## Job
Using the listing below, report all lines holding the word "Output".

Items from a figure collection
## Start

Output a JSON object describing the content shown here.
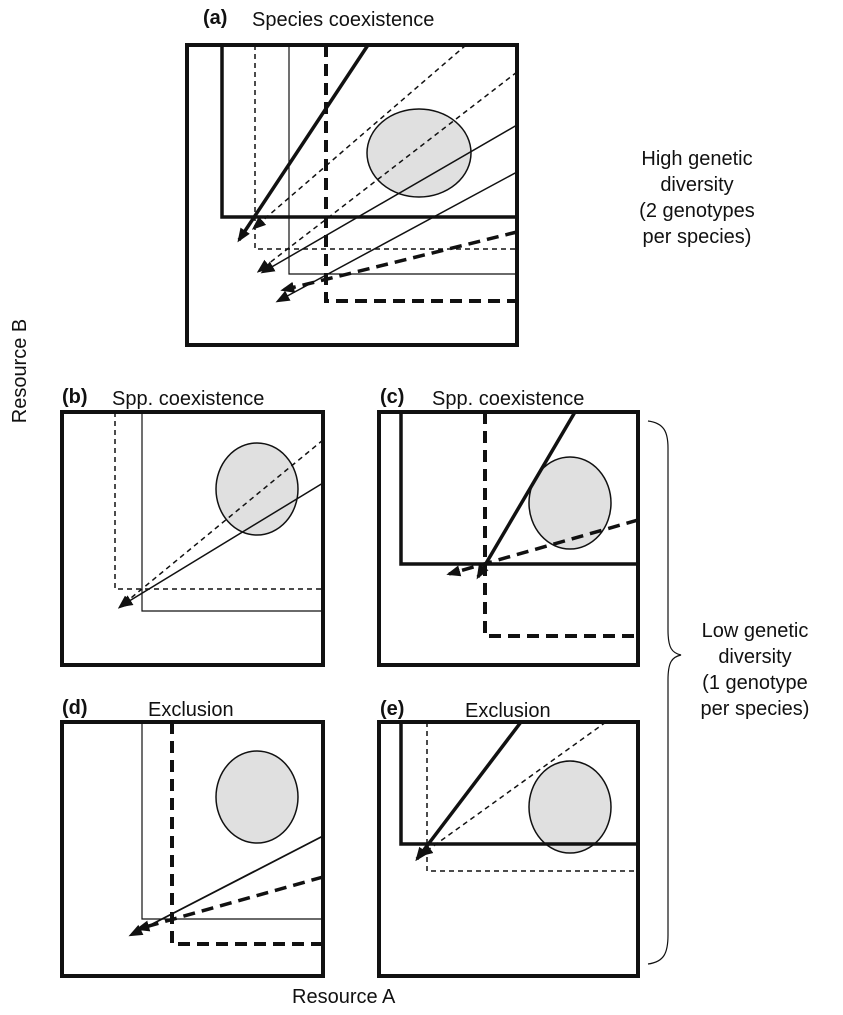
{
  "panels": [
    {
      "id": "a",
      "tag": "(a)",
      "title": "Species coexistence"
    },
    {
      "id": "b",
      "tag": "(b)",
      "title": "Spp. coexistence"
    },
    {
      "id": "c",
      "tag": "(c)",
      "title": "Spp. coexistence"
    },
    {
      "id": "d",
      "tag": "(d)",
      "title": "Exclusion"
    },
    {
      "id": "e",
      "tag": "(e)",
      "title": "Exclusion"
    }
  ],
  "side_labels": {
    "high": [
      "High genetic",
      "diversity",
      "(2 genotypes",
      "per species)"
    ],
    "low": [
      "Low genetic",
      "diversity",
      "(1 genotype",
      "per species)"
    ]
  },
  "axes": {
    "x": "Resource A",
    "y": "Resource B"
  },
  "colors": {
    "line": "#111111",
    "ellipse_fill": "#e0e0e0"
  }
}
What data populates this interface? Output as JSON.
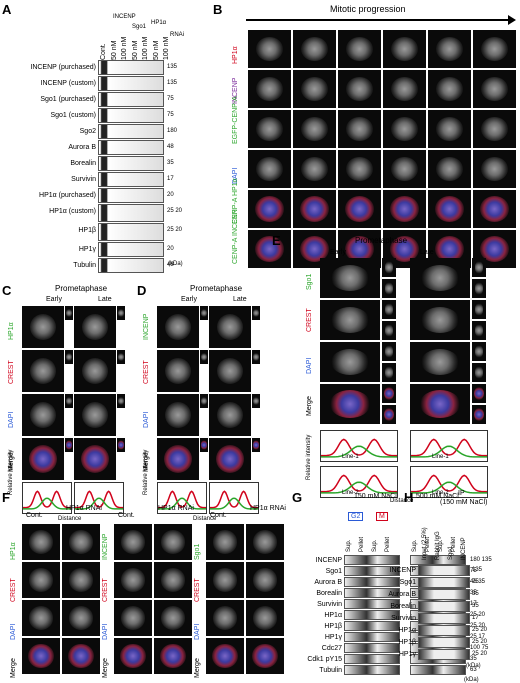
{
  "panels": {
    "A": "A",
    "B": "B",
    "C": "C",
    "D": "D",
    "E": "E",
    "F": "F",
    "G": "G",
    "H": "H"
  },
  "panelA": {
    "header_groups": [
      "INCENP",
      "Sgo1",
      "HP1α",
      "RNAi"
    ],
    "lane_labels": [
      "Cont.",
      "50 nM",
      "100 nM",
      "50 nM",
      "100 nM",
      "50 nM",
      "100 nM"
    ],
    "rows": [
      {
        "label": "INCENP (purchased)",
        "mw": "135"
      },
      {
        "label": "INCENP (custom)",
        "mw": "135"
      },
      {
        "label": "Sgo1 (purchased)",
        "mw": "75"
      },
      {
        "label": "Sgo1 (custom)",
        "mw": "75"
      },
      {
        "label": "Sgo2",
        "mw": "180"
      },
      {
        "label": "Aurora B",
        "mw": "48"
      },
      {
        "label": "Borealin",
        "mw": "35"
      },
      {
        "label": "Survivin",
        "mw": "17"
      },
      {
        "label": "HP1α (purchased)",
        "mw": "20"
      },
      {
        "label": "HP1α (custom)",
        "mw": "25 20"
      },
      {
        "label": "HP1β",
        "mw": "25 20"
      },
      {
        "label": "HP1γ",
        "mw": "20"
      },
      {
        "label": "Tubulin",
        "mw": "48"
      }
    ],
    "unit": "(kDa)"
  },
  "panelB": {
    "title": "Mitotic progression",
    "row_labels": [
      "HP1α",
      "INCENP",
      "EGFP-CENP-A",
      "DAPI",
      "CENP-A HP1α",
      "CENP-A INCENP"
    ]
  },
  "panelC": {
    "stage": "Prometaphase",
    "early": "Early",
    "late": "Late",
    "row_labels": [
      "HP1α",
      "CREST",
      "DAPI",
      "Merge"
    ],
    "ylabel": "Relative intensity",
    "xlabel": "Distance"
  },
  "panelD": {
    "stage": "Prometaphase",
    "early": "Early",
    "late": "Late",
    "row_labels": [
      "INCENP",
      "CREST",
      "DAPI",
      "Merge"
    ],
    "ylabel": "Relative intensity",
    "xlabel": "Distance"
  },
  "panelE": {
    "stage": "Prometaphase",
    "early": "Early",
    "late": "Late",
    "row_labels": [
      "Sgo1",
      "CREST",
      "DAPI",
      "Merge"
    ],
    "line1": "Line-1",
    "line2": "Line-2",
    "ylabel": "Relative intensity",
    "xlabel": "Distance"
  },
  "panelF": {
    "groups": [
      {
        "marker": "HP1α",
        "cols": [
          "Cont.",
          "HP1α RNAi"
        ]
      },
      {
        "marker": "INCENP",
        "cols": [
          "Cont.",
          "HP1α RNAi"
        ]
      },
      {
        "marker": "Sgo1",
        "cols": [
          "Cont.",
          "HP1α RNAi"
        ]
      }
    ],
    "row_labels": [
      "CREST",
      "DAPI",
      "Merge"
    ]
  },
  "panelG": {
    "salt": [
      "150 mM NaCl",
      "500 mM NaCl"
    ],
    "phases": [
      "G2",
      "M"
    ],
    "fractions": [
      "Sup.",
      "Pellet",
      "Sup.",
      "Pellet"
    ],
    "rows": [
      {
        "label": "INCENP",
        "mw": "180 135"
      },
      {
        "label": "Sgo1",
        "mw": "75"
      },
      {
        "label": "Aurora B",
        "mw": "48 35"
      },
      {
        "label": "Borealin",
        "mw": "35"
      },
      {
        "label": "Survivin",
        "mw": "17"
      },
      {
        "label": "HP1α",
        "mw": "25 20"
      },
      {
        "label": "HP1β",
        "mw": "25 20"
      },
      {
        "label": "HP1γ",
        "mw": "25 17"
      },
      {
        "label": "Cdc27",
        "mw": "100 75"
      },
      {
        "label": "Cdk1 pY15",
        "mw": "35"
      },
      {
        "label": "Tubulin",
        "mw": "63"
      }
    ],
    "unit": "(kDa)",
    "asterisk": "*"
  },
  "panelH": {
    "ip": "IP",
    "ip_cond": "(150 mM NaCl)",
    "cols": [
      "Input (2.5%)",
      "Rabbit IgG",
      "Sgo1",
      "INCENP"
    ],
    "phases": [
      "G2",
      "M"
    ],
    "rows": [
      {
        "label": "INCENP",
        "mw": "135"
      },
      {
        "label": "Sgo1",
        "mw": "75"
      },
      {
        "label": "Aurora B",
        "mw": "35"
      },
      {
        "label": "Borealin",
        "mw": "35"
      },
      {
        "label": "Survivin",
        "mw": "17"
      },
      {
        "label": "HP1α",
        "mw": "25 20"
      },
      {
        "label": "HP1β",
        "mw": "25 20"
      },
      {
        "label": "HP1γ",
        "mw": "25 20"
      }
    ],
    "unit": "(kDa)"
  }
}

## End
## Start

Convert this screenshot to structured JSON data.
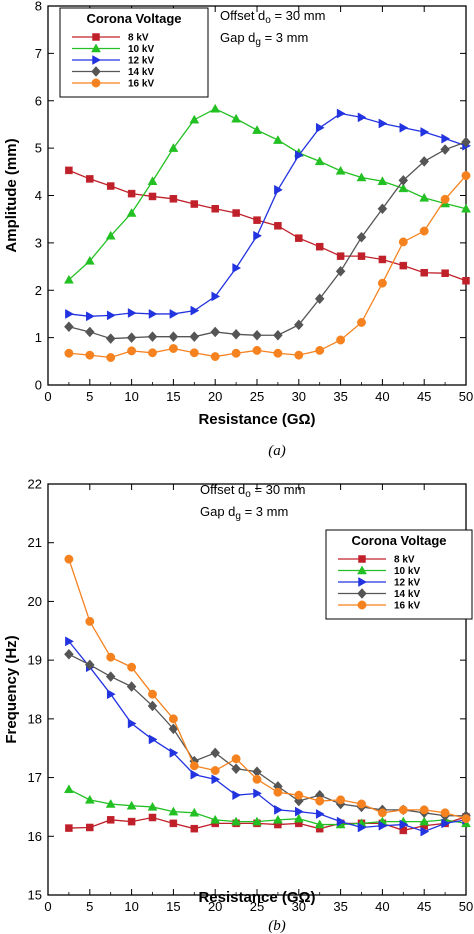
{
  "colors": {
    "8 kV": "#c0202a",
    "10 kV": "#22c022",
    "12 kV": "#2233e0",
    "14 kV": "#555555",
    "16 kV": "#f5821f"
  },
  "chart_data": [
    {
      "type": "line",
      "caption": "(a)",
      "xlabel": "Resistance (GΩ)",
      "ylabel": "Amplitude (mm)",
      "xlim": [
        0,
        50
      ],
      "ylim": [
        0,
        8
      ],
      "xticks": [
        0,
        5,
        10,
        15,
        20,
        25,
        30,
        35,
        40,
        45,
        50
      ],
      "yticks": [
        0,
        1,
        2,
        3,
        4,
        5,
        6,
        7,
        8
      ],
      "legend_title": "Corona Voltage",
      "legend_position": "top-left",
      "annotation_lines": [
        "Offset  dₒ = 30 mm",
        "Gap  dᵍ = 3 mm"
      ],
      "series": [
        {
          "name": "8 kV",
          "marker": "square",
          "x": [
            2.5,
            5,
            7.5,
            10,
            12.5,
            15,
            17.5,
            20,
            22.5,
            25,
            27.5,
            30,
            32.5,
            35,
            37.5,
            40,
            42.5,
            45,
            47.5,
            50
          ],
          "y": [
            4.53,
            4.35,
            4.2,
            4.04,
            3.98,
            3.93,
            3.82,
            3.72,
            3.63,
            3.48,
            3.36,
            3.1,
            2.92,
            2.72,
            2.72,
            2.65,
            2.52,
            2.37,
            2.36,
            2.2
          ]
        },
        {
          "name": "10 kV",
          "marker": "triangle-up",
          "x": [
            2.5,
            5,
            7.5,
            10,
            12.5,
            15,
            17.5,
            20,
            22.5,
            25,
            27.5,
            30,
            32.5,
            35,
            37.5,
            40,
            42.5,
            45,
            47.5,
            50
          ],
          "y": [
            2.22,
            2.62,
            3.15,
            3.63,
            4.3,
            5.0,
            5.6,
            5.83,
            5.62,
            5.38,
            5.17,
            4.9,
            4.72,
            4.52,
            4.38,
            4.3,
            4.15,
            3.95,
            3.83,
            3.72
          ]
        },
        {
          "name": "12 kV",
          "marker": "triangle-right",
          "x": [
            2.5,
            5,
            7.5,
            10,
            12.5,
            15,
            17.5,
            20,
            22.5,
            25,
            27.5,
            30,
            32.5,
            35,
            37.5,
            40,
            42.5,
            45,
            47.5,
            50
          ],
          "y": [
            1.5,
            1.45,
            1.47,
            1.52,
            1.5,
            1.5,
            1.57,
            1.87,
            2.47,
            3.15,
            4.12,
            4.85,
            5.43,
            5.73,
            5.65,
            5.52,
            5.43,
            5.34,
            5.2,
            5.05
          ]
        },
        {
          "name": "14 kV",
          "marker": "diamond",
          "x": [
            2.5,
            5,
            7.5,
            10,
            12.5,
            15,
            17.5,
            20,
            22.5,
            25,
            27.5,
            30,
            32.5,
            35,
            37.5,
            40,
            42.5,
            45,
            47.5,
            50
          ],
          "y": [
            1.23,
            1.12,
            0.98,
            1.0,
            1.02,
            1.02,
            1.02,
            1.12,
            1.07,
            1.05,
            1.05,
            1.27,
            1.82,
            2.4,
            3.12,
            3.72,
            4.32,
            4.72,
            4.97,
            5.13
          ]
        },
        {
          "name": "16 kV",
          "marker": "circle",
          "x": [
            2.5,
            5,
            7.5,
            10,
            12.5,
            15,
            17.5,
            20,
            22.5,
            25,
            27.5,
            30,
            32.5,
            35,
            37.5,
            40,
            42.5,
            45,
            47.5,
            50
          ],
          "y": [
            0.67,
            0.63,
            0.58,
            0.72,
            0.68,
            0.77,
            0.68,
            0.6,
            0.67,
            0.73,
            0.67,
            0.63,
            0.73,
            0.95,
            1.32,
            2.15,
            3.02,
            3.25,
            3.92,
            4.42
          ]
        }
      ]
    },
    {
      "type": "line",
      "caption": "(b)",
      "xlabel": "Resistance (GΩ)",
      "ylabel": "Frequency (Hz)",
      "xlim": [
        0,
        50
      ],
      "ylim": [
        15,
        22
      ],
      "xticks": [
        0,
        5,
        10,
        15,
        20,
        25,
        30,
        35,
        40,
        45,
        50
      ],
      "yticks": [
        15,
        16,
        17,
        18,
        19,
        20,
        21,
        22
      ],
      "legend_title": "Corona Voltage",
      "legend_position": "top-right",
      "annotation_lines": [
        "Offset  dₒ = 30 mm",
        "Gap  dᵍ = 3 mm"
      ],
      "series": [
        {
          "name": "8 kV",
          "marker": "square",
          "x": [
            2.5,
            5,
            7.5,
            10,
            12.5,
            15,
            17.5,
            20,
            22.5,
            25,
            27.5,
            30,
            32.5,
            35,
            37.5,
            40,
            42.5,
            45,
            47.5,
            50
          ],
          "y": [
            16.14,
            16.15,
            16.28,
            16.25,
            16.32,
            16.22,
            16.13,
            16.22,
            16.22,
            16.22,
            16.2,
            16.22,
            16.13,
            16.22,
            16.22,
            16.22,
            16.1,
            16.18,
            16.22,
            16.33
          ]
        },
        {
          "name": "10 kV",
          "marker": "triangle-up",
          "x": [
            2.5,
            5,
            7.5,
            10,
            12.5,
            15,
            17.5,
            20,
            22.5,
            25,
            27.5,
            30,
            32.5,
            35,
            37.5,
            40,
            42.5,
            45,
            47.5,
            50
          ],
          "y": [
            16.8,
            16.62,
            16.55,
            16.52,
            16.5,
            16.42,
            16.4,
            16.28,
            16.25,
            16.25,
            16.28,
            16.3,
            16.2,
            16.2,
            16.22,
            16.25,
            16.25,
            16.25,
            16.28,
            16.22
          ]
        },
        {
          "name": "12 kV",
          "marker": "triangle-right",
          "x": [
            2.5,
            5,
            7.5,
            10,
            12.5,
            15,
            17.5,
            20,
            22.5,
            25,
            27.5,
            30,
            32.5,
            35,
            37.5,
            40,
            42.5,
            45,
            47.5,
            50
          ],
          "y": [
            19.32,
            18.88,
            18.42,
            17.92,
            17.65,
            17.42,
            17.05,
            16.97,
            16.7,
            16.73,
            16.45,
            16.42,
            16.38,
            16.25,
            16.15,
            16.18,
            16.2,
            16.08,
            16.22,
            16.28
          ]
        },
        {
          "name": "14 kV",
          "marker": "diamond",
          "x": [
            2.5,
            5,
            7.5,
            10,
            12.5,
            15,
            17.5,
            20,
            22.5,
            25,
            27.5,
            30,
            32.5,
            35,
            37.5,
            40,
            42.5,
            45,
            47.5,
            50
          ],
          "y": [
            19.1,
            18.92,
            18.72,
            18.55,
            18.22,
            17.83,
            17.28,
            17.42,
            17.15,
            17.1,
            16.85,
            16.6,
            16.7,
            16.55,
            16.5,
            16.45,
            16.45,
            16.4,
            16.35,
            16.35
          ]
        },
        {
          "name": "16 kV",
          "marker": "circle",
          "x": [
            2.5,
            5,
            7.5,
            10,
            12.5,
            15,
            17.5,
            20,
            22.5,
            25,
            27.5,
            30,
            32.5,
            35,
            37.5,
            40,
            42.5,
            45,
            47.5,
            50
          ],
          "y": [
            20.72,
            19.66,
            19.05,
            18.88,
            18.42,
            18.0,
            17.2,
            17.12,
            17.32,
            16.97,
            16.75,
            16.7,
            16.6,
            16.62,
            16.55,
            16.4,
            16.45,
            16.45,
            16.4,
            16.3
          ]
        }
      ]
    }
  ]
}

## End
## Start

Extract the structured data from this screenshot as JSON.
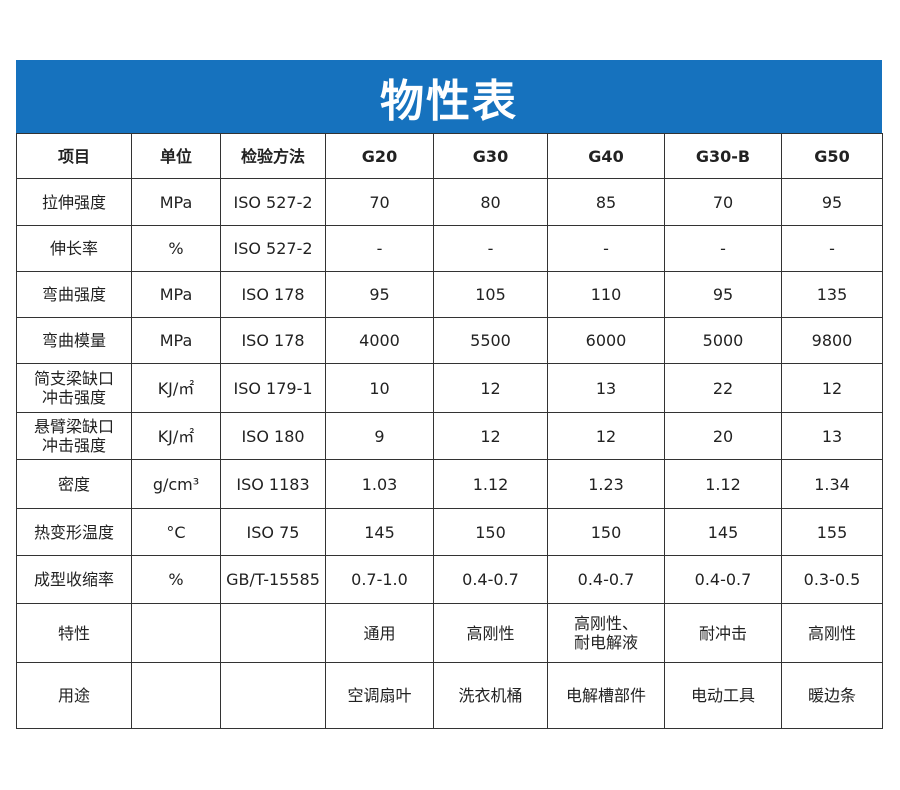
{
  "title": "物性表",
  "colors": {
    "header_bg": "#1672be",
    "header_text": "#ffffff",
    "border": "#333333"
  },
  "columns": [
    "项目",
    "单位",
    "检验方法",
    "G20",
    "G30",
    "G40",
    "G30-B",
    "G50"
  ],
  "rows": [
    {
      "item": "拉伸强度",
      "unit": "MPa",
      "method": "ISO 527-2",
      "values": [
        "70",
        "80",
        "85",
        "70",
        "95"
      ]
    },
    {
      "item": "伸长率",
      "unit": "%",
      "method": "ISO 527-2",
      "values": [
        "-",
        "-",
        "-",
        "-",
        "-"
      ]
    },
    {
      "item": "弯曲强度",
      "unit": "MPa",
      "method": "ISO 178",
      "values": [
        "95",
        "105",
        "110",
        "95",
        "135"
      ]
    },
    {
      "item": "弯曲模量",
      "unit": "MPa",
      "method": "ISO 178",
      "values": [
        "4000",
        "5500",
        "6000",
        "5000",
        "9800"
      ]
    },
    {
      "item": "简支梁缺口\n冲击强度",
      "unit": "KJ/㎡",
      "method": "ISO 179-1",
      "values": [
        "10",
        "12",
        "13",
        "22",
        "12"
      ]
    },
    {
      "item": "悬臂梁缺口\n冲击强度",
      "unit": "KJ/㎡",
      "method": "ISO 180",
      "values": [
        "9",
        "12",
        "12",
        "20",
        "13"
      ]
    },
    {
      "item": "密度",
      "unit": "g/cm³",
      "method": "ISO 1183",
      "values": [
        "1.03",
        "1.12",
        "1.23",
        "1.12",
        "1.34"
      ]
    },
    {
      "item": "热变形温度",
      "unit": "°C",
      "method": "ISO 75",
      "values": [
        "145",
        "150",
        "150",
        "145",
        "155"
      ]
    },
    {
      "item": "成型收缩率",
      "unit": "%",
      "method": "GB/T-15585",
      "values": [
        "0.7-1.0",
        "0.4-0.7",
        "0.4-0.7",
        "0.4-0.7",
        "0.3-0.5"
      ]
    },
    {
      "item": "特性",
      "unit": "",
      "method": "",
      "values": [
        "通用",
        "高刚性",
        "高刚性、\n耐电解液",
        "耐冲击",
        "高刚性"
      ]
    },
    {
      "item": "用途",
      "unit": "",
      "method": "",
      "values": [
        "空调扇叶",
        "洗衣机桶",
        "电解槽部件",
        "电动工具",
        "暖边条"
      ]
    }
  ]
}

## End

## The reply
Output a JSON object describing the content shown here.
What data populates this interface? Output as JSON.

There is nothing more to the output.